**EXERCISE OBJECTIVE:** Duplicate the lines in the listing below without any changes.

Entries from a collection:
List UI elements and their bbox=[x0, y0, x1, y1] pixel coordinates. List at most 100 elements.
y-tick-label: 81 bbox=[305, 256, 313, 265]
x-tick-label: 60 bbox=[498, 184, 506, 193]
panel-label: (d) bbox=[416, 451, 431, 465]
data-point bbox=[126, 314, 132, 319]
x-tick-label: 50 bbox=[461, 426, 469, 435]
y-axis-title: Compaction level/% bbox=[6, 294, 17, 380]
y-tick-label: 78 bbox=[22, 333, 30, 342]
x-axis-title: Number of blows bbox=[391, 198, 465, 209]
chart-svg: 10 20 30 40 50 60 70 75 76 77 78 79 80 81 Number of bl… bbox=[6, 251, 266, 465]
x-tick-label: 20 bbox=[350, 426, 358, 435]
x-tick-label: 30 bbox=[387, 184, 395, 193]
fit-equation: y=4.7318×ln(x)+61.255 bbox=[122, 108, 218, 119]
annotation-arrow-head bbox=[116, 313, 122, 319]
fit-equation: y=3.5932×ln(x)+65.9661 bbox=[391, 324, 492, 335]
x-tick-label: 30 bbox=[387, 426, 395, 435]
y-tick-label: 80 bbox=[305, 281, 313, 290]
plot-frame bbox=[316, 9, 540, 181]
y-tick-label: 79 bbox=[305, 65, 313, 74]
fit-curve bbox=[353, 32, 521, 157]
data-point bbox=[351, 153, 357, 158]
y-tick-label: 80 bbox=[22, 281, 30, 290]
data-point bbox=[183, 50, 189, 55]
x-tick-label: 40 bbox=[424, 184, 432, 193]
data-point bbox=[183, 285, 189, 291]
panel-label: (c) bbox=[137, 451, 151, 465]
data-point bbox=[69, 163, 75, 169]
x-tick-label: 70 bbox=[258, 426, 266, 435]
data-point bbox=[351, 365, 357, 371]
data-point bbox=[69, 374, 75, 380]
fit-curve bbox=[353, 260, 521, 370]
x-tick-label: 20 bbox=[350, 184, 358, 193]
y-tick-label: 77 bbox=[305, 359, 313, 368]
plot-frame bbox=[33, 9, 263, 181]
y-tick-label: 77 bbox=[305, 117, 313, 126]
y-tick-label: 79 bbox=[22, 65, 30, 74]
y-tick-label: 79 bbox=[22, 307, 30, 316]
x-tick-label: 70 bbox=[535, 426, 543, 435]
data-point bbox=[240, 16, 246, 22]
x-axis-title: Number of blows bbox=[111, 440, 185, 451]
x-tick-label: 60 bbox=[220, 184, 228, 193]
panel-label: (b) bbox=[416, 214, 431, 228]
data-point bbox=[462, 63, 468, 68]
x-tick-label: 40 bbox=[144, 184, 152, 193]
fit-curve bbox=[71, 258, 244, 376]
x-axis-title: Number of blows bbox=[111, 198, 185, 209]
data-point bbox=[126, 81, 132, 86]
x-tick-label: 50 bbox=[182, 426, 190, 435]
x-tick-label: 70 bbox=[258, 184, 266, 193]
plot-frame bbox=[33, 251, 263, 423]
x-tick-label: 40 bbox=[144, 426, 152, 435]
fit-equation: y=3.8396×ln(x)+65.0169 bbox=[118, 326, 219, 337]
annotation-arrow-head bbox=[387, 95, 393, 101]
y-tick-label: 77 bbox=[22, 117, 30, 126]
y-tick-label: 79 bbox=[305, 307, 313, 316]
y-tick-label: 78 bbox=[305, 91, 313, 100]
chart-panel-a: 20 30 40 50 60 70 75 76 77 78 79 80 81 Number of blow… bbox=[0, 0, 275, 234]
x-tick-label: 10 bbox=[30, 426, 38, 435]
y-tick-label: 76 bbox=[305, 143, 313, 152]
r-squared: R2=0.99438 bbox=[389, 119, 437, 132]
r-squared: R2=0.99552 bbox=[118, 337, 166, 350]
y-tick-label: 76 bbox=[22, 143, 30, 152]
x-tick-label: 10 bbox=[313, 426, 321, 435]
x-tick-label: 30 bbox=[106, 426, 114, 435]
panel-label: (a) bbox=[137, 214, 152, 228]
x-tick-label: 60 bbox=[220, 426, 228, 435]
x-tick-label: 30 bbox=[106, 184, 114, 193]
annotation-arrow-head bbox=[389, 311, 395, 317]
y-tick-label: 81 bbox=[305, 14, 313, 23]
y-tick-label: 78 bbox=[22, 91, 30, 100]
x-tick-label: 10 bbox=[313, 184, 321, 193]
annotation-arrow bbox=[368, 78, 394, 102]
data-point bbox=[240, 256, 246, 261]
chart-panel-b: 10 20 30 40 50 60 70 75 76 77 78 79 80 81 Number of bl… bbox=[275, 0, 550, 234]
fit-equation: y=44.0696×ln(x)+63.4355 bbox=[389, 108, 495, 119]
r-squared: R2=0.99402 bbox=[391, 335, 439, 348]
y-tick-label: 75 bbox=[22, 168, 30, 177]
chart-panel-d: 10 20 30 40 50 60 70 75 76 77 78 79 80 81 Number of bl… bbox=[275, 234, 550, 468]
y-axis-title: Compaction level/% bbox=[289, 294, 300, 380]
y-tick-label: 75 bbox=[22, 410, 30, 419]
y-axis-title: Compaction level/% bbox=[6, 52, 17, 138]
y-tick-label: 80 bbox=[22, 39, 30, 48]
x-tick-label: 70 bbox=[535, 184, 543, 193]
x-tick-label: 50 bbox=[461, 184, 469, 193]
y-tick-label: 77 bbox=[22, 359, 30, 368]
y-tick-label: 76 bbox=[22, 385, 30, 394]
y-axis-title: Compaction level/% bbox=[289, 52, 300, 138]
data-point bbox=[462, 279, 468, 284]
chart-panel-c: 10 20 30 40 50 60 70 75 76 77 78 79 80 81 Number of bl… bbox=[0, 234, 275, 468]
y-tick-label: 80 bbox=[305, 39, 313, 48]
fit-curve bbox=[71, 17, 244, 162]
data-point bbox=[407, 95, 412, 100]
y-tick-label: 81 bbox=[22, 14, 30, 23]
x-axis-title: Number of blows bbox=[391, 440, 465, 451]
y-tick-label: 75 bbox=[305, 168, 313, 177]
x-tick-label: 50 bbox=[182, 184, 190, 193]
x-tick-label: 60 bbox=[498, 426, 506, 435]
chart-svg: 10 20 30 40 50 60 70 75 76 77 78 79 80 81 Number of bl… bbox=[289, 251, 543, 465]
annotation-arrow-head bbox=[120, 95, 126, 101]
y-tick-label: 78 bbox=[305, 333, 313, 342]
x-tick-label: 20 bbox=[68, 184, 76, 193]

**EXPECTED OUTPUT:**
List UI elements and their bbox=[x0, y0, x1, y1] pixel coordinates. List at most 100 elements.
y-tick-label: 81 bbox=[305, 256, 313, 265]
x-tick-label: 60 bbox=[498, 184, 506, 193]
panel-label: (d) bbox=[416, 451, 431, 465]
data-point bbox=[126, 314, 132, 319]
x-tick-label: 50 bbox=[461, 426, 469, 435]
y-axis-title: Compaction level/% bbox=[6, 294, 17, 380]
y-tick-label: 78 bbox=[22, 333, 30, 342]
x-axis-title: Number of blows bbox=[391, 198, 465, 209]
chart-svg: 10 20 30 40 50 60 70 75 76 77 78 79 80 81 Number of bl… bbox=[6, 251, 266, 465]
x-tick-label: 20 bbox=[350, 426, 358, 435]
x-tick-label: 30 bbox=[387, 184, 395, 193]
fit-equation: y=4.7318×ln(x)+61.255 bbox=[122, 108, 218, 119]
annotation-arrow-head bbox=[116, 313, 122, 319]
fit-equation: y=3.5932×ln(x)+65.9661 bbox=[391, 324, 492, 335]
x-tick-label: 30 bbox=[387, 426, 395, 435]
y-tick-label: 80 bbox=[305, 281, 313, 290]
plot-frame bbox=[316, 9, 540, 181]
y-tick-label: 79 bbox=[305, 65, 313, 74]
fit-curve bbox=[353, 32, 521, 157]
data-point bbox=[351, 153, 357, 158]
y-tick-label: 80 bbox=[22, 281, 30, 290]
data-point bbox=[183, 50, 189, 55]
x-tick-label: 40 bbox=[424, 184, 432, 193]
data-point bbox=[183, 285, 189, 291]
panel-label: (c) bbox=[137, 451, 151, 465]
data-point bbox=[69, 163, 75, 169]
x-tick-label: 70 bbox=[258, 426, 266, 435]
data-point bbox=[351, 365, 357, 371]
data-point bbox=[69, 374, 75, 380]
fit-curve bbox=[353, 260, 521, 370]
x-tick-label: 20 bbox=[350, 184, 358, 193]
y-tick-label: 77 bbox=[305, 359, 313, 368]
plot-frame bbox=[33, 9, 263, 181]
y-tick-label: 77 bbox=[305, 117, 313, 126]
y-tick-label: 79 bbox=[22, 65, 30, 74]
y-tick-label: 79 bbox=[22, 307, 30, 316]
x-tick-label: 70 bbox=[535, 426, 543, 435]
data-point bbox=[240, 16, 246, 22]
x-axis-title: Number of blows bbox=[111, 440, 185, 451]
x-tick-label: 60 bbox=[220, 184, 228, 193]
panel-label: (b) bbox=[416, 214, 431, 228]
data-point bbox=[462, 63, 468, 68]
x-tick-label: 40 bbox=[144, 184, 152, 193]
fit-curve bbox=[71, 258, 244, 376]
x-axis-title: Number of blows bbox=[111, 198, 185, 209]
data-point bbox=[126, 81, 132, 86]
x-tick-label: 50 bbox=[182, 426, 190, 435]
x-tick-label: 70 bbox=[258, 184, 266, 193]
plot-frame bbox=[33, 251, 263, 423]
x-tick-label: 40 bbox=[144, 426, 152, 435]
fit-equation: y=3.8396×ln(x)+65.0169 bbox=[118, 326, 219, 337]
annotation-arrow-head bbox=[387, 95, 393, 101]
y-tick-label: 77 bbox=[22, 117, 30, 126]
y-tick-label: 79 bbox=[305, 307, 313, 316]
y-tick-label: 78 bbox=[305, 91, 313, 100]
chart-panel-a: 20 30 40 50 60 70 75 76 77 78 79 80 81 Number of blow… bbox=[0, 0, 275, 234]
x-tick-label: 10 bbox=[30, 426, 38, 435]
y-tick-label: 76 bbox=[305, 143, 313, 152]
r-squared: R2=0.99438 bbox=[389, 119, 437, 132]
r-squared: R2=0.99552 bbox=[118, 337, 166, 350]
y-tick-label: 76 bbox=[22, 143, 30, 152]
x-tick-label: 10 bbox=[313, 426, 321, 435]
x-tick-label: 30 bbox=[106, 426, 114, 435]
panel-label: (a) bbox=[137, 214, 152, 228]
x-tick-label: 60 bbox=[220, 426, 228, 435]
x-tick-label: 30 bbox=[106, 184, 114, 193]
annotation-arrow-head bbox=[389, 311, 395, 317]
y-tick-label: 81 bbox=[305, 14, 313, 23]
y-tick-label: 78 bbox=[22, 91, 30, 100]
x-tick-label: 10 bbox=[313, 184, 321, 193]
annotation-arrow bbox=[368, 78, 394, 102]
data-point bbox=[240, 256, 246, 261]
chart-panel-b: 10 20 30 40 50 60 70 75 76 77 78 79 80 81 Number of bl… bbox=[275, 0, 550, 234]
fit-equation: y=44.0696×ln(x)+63.4355 bbox=[389, 108, 495, 119]
r-squared: R2=0.99402 bbox=[391, 335, 439, 348]
y-tick-label: 75 bbox=[22, 168, 30, 177]
chart-panel-d: 10 20 30 40 50 60 70 75 76 77 78 79 80 81 Number of bl… bbox=[275, 234, 550, 468]
y-axis-title: Compaction level/% bbox=[289, 294, 300, 380]
y-tick-label: 75 bbox=[22, 410, 30, 419]
y-axis-title: Compaction level/% bbox=[6, 52, 17, 138]
y-tick-label: 80 bbox=[22, 39, 30, 48]
x-tick-label: 70 bbox=[535, 184, 543, 193]
x-tick-label: 50 bbox=[461, 184, 469, 193]
y-tick-label: 77 bbox=[22, 359, 30, 368]
y-tick-label: 76 bbox=[22, 385, 30, 394]
y-axis-title: Compaction level/% bbox=[289, 52, 300, 138]
data-point bbox=[462, 279, 468, 284]
chart-panel-c: 10 20 30 40 50 60 70 75 76 77 78 79 80 81 Number of bl… bbox=[0, 234, 275, 468]
y-tick-label: 80 bbox=[305, 39, 313, 48]
fit-curve bbox=[71, 17, 244, 162]
data-point bbox=[407, 95, 412, 100]
y-tick-label: 81 bbox=[22, 14, 30, 23]
x-axis-title: Number of blows bbox=[391, 440, 465, 451]
y-tick-label: 75 bbox=[305, 168, 313, 177]
x-tick-label: 50 bbox=[182, 184, 190, 193]
x-tick-label: 60 bbox=[498, 426, 506, 435]
chart-svg: 10 20 30 40 50 60 70 75 76 77 78 79 80 81 Number of bl… bbox=[289, 251, 543, 465]
annotation-arrow-head bbox=[120, 95, 126, 101]
y-tick-label: 78 bbox=[305, 333, 313, 342]
x-tick-label: 20 bbox=[68, 184, 76, 193]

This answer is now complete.